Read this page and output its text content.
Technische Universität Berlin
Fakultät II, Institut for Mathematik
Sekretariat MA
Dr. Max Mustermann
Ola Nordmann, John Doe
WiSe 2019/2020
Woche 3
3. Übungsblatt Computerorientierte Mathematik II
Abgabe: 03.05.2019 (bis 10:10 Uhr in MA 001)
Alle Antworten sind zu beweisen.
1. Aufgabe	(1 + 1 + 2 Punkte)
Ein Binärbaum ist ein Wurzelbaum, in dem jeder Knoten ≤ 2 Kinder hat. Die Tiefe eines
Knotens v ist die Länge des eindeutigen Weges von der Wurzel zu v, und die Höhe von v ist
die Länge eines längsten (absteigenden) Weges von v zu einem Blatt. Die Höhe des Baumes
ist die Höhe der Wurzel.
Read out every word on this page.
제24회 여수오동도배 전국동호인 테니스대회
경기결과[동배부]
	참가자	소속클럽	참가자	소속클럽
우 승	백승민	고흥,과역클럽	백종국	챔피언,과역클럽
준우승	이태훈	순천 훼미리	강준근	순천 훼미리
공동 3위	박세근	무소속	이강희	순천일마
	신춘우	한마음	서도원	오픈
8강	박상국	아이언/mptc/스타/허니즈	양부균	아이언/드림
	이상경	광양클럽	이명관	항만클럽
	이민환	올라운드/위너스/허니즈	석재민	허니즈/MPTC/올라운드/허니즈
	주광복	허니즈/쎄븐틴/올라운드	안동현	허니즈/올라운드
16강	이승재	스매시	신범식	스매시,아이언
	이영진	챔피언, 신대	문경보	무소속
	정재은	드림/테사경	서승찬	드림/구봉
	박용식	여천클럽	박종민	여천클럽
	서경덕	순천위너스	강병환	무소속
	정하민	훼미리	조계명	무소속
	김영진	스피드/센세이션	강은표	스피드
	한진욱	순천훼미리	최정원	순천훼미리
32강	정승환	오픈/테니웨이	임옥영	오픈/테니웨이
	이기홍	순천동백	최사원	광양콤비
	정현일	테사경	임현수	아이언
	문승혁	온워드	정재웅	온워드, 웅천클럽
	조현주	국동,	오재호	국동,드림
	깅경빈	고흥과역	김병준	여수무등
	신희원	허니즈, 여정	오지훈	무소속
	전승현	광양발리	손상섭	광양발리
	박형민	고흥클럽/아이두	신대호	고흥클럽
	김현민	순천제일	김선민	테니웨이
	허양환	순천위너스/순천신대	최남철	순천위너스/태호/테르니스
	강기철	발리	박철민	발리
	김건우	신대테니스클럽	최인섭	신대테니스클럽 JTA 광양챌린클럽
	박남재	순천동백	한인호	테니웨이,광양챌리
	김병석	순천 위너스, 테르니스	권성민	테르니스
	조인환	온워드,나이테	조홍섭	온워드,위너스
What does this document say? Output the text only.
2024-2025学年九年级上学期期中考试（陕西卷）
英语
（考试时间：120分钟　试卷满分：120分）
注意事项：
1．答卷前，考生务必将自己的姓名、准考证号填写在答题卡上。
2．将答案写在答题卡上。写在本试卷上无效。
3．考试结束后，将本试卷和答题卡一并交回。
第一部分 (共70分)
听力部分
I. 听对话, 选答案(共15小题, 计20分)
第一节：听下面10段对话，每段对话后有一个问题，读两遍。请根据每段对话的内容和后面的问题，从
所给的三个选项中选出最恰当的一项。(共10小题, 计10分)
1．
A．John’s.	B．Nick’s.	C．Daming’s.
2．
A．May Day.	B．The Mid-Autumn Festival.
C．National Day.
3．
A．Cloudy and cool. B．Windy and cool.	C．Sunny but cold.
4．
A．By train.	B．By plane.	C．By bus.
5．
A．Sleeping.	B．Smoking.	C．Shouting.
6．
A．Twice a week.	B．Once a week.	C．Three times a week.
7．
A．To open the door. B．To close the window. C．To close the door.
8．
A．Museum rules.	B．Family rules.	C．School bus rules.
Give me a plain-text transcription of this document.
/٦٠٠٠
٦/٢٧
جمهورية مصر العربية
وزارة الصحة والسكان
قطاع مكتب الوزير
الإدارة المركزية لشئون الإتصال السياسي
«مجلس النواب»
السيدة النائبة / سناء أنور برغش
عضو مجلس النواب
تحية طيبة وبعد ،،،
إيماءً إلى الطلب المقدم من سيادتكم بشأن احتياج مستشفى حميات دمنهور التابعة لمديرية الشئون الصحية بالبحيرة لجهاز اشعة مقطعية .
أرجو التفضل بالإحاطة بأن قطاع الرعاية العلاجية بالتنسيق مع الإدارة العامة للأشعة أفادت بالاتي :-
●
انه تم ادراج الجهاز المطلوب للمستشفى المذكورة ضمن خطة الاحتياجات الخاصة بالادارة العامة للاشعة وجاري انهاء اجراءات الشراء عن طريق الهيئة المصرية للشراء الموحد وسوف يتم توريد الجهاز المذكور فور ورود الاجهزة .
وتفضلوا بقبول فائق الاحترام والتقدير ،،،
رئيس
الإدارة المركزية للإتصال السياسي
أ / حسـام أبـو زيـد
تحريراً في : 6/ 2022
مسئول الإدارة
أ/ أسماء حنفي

Exercise description: Every entry should be output exactly as written, please.

Correct response:
Read this page and output its text content.
Technische Universität Berlin
Fakultät II, Institut for Mathematik
Sekretariat MA
Dr. Max Mustermann
Ola Nordmann, John Doe
WiSe 2019/2020
Woche 3
3. Übungsblatt Computerorientierte Mathematik II
Abgabe: 03.05.2019 (bis 10:10 Uhr in MA 001)
Alle Antworten sind zu beweisen.
1. Aufgabe	(1 + 1 + 2 Punkte)
Ein Binärbaum ist ein Wurzelbaum, in dem jeder Knoten ≤ 2 Kinder hat. Die Tiefe eines
Knotens v ist die Länge des eindeutigen Weges von der Wurzel zu v, und die Höhe von v ist
die Länge eines längsten (absteigenden) Weges von v zu einem Blatt. Die Höhe des Baumes
ist die Höhe der Wurzel.
Read out every word on this page.
제24회 여수오동도배 전국동호인 테니스대회
경기결과[동배부]
	참가자	소속클럽	참가자	소속클럽
우 승	백승민	고흥,과역클럽	백종국	챔피언,과역클럽
준우승	이태훈	순천 훼미리	강준근	순천 훼미리
공동 3위	박세근	무소속	이강희	순천일마
	신춘우	한마음	서도원	오픈
8강	박상국	아이언/mptc/스타/허니즈	양부균	아이언/드림
	이상경	광양클럽	이명관	항만클럽
	이민환	올라운드/위너스/허니즈	석재민	허니즈/MPTC/올라운드/허니즈
	주광복	허니즈/쎄븐틴/올라운드	안동현	허니즈/올라운드
16강	이승재	스매시	신범식	스매시,아이언
	이영진	챔피언, 신대	문경보	무소속
	정재은	드림/테사경	서승찬	드림/구봉
	박용식	여천클럽	박종민	여천클럽
	서경덕	순천위너스	강병환	무소속
	정하민	훼미리	조계명	무소속
	김영진	스피드/센세이션	강은표	스피드
	한진욱	순천훼미리	최정원	순천훼미리
32강	정승환	오픈/테니웨이	임옥영	오픈/테니웨이
	이기홍	순천동백	최사원	광양콤비
	정현일	테사경	임현수	아이언
	문승혁	온워드	정재웅	온워드, 웅천클럽
	조현주	국동,	오재호	국동,드림
	깅경빈	고흥과역	김병준	여수무등
	신희원	허니즈, 여정	오지훈	무소속
	전승현	광양발리	손상섭	광양발리
	박형민	고흥클럽/아이두	신대호	고흥클럽
	김현민	순천제일	김선민	테니웨이
	허양환	순천위너스/순천신대	최남철	순천위너스/태호/테르니스
	강기철	발리	박철민	발리
	김건우	신대테니스클럽	최인섭	신대테니스클럽 JTA 광양챌린클럽
	박남재	순천동백	한인호	테니웨이,광양챌리
	김병석	순천 위너스, 테르니스	권성민	테르니스
	조인환	온워드,나이테	조홍섭	온워드,위너스
What does this document say? Output the text only.
2024-2025学年九年级上学期期中考试（陕西卷）
英语
（考试时间：120分钟　试卷满分：120分）
注意事项：
1．答卷前，考生务必将自己的姓名、准考证号填写在答题卡上。
2．将答案写在答题卡上。写在本试卷上无效。
3．考试结束后，将本试卷和答题卡一并交回。
第一部分 (共70分)
听力部分
I. 听对话, 选答案(共15小题, 计20分)
第一节：听下面10段对话，每段对话后有一个问题，读两遍。请根据每段对话的内容和后面的问题，从
所给的三个选项中选出最恰当的一项。(共10小题, 计10分)
1．
A．John’s.	B．Nick’s.	C．Daming’s.
2．
A．May Day.	B．The Mid-Autumn Festival.
C．National Day.
3．
A．Cloudy and cool. B．Windy and cool.	C．Sunny but cold.
4．
A．By train.	B．By plane.	C．By bus.
5．
A．Sleeping.	B．Smoking.	C．Shouting.
6．
A．Twice a week.	B．Once a week.	C．Three times a week.
7．
A．To open the door. B．To close the window. C．To close the door.
8．
A．Museum rules.	B．Family rules.	C．School bus rules.
Give me a plain-text transcription of this document.
/٦٠٠٠
٦/٢٧
جمهورية مصر العربية
وزارة الصحة والسكان
قطاع مكتب الوزير
الإدارة المركزية لشئون الإتصال السياسي
«مجلس النواب»
السيدة النائبة / سناء أنور برغش
عضو مجلس النواب
تحية طيبة وبعد ،،،
إيماءً إلى الطلب المقدم من سيادتكم بشأن احتياج مستشفى حميات دمنهور التابعة لمديرية الشئون الصحية بالبحيرة لجهاز اشعة مقطعية .
أرجو التفضل بالإحاطة بأن قطاع الرعاية العلاجية بالتنسيق مع الإدارة العامة للأشعة أفادت بالاتي :-
●
انه تم ادراج الجهاز المطلوب للمستشفى المذكورة ضمن خطة الاحتياجات الخاصة بالادارة العامة للاشعة وجاري انهاء اجراءات الشراء عن طريق الهيئة المصرية للشراء الموحد وسوف يتم توريد الجهاز المذكور فور ورود الاجهزة .
وتفضلوا بقبول فائق الاحترام والتقدير ،،،
رئيس
الإدارة المركزية للإتصال السياسي
أ / حسـام أبـو زيـد
تحريراً في : 6/ 2022
مسئول الإدارة
أ/ أسماء حنفي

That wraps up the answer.